[Start Data for this task]
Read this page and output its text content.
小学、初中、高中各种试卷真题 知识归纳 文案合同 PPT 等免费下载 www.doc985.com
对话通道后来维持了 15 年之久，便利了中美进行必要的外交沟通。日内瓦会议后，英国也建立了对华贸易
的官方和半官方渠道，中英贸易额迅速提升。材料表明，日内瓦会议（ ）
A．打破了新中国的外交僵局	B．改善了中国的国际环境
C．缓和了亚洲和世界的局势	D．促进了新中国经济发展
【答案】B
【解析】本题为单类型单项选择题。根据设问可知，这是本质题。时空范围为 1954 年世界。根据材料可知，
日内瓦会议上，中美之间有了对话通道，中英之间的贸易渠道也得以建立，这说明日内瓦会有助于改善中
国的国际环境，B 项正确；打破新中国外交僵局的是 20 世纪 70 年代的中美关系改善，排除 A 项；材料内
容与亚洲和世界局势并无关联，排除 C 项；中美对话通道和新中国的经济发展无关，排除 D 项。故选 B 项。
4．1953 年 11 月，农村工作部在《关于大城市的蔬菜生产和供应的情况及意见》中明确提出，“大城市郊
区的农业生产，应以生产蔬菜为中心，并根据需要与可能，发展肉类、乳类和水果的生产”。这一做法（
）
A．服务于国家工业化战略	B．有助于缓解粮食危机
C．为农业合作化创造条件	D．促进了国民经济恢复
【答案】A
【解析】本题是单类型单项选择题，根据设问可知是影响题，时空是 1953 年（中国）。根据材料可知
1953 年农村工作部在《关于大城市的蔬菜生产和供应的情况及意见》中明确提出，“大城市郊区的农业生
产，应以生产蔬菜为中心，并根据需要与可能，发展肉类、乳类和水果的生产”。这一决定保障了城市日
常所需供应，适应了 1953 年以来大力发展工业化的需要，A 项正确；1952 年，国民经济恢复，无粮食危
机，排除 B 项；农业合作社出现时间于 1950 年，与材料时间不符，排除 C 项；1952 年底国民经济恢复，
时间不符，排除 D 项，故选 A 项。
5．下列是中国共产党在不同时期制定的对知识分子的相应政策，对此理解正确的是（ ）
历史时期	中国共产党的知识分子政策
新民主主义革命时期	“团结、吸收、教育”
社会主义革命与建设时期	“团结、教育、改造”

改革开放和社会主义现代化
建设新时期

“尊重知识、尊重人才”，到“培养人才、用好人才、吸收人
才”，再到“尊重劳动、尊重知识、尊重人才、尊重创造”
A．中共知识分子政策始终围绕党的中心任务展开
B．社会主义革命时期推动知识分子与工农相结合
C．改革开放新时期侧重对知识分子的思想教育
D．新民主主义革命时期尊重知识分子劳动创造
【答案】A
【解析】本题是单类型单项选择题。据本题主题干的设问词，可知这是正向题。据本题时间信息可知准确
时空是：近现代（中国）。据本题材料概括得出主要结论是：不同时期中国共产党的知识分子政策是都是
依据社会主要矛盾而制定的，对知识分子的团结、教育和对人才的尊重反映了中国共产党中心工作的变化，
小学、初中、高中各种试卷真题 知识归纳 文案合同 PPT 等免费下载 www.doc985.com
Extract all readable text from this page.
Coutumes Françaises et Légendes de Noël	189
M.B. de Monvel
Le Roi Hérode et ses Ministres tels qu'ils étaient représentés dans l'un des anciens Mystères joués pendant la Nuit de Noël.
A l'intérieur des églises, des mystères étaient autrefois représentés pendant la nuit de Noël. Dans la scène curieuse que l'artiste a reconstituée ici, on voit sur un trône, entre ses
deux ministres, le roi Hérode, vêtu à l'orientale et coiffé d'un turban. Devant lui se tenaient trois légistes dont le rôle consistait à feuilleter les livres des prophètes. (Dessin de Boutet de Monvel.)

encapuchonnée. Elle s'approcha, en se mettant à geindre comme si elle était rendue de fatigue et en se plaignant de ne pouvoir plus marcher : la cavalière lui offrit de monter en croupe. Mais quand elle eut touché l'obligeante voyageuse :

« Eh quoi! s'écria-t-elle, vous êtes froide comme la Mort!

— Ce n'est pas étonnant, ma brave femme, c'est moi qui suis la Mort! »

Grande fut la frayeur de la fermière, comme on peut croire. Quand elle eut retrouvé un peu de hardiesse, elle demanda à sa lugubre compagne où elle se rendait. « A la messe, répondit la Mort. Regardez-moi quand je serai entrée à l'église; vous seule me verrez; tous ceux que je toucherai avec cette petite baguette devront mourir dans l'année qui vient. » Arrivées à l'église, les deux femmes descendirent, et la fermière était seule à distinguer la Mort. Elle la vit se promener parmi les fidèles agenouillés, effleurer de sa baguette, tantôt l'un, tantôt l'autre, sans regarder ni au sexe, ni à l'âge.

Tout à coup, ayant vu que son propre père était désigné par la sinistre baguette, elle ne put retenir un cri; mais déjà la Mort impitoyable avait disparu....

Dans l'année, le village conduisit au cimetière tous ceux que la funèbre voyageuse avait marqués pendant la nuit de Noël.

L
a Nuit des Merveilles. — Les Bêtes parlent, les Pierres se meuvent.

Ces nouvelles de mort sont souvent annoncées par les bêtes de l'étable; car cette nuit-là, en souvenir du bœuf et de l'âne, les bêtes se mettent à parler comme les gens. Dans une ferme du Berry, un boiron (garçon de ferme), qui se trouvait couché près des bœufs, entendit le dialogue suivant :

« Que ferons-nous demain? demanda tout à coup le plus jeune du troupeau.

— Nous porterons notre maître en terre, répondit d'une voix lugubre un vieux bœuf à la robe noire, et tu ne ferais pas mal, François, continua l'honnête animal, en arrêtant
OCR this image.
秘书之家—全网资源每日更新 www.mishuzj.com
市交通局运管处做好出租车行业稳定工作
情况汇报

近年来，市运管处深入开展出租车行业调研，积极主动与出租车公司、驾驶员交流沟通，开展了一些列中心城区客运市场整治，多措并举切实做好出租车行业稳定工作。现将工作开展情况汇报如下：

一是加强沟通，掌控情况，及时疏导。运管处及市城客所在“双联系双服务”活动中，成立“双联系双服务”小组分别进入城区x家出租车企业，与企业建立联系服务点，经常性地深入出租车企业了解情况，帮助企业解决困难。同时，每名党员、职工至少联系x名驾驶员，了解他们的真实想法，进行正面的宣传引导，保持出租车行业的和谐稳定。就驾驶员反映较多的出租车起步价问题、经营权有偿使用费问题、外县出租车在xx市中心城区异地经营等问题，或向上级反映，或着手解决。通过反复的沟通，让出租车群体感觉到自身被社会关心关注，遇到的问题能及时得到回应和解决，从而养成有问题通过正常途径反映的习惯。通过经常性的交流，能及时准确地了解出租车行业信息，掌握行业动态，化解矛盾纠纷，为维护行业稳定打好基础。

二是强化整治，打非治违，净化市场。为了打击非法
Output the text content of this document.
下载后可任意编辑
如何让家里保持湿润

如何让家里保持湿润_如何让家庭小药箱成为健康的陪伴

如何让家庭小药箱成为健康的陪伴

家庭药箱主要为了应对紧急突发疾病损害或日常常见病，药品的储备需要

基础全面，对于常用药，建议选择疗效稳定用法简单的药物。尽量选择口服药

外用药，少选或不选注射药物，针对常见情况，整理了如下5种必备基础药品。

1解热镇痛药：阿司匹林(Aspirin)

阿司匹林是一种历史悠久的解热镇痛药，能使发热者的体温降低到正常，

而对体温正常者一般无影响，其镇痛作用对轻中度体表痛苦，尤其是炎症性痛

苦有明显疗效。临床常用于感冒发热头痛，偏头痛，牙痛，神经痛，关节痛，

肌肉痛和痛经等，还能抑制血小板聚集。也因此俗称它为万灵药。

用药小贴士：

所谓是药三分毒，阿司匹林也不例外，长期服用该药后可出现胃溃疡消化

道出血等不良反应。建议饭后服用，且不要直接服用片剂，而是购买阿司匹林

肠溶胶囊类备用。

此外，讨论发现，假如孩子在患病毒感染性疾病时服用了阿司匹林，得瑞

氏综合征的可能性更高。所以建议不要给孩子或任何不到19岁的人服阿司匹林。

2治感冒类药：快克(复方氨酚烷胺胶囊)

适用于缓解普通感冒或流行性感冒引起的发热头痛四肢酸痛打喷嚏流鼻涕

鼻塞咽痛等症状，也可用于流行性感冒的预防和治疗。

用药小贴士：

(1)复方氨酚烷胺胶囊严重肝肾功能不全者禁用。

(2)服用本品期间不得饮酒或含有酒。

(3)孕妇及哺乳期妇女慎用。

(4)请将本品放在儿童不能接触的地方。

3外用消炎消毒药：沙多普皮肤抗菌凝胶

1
[End Data for this task]
-- Task requirements --
Give only the number of lines in the records that include the word "content".

-- Task answer --
2